## Start Data to process

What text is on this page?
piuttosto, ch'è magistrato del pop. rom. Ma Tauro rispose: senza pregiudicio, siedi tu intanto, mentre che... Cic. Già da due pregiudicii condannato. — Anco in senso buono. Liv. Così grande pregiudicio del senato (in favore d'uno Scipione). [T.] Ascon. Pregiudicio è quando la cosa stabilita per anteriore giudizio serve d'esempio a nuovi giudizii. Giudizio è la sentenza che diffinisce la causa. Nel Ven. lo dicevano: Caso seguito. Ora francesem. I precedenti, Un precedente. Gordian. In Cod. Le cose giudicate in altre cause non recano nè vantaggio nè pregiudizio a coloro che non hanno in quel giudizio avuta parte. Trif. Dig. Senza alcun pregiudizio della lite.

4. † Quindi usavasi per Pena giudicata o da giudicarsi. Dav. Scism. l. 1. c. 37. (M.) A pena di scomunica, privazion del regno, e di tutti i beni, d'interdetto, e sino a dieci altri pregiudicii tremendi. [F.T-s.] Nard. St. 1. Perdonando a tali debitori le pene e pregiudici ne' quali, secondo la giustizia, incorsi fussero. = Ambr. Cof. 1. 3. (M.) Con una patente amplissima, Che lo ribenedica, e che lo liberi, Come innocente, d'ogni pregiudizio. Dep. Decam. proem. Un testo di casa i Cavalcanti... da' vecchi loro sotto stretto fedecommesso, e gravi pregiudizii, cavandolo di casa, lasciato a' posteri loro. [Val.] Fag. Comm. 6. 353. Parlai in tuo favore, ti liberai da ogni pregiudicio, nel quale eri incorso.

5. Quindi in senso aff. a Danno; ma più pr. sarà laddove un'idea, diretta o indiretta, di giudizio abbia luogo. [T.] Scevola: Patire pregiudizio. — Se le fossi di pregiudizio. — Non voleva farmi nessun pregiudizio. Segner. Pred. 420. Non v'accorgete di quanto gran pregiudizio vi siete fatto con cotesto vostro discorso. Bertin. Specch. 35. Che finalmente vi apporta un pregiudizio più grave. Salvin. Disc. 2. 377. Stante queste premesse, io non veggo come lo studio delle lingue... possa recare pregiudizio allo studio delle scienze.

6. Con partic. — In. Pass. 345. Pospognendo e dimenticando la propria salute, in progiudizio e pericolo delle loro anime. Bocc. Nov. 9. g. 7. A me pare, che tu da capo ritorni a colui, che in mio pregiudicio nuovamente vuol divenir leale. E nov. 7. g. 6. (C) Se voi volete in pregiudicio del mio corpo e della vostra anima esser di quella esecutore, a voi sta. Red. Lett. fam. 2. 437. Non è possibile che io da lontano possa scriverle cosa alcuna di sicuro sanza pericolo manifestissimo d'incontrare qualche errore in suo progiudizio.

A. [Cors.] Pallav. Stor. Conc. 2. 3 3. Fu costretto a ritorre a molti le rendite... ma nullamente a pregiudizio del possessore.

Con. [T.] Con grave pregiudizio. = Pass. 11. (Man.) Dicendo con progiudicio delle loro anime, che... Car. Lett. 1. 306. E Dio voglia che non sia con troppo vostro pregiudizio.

## End Data to process

> **Goal of the exercise**
Your task is to gather every line with the word "grave" and copy it.

> **The output**
5. Quindi in senso aff. a Danno; ma più pr. sarà laddove un'idea, diretta o indiretta, di giudizio abbia luogo. [T.] Scevola: Patire pregiudizio. — Se le fossi di pregiudizio. — Non voleva farmi nessun pregiudizio. Segner. Pred. 420. Non v'accorgete di quanto gran pregiudizio vi siete fatto con cotesto vostro discorso. Bertin. Specch. 35. Che finalmente vi apporta un pregiudizio più grave. Salvin. Disc. 2. 377. Stante queste premesse, io non veggo come lo studio delle lingue... possa recare pregiudizio allo studio delle scienze.
Con. [T.] Con grave pregiudizio. = Pass. 11. (Man.) Dicendo con progiudicio delle loro anime, che... Car. Lett. 1. 306. E Dio voglia che non sia con troppo vostro pregiudizio.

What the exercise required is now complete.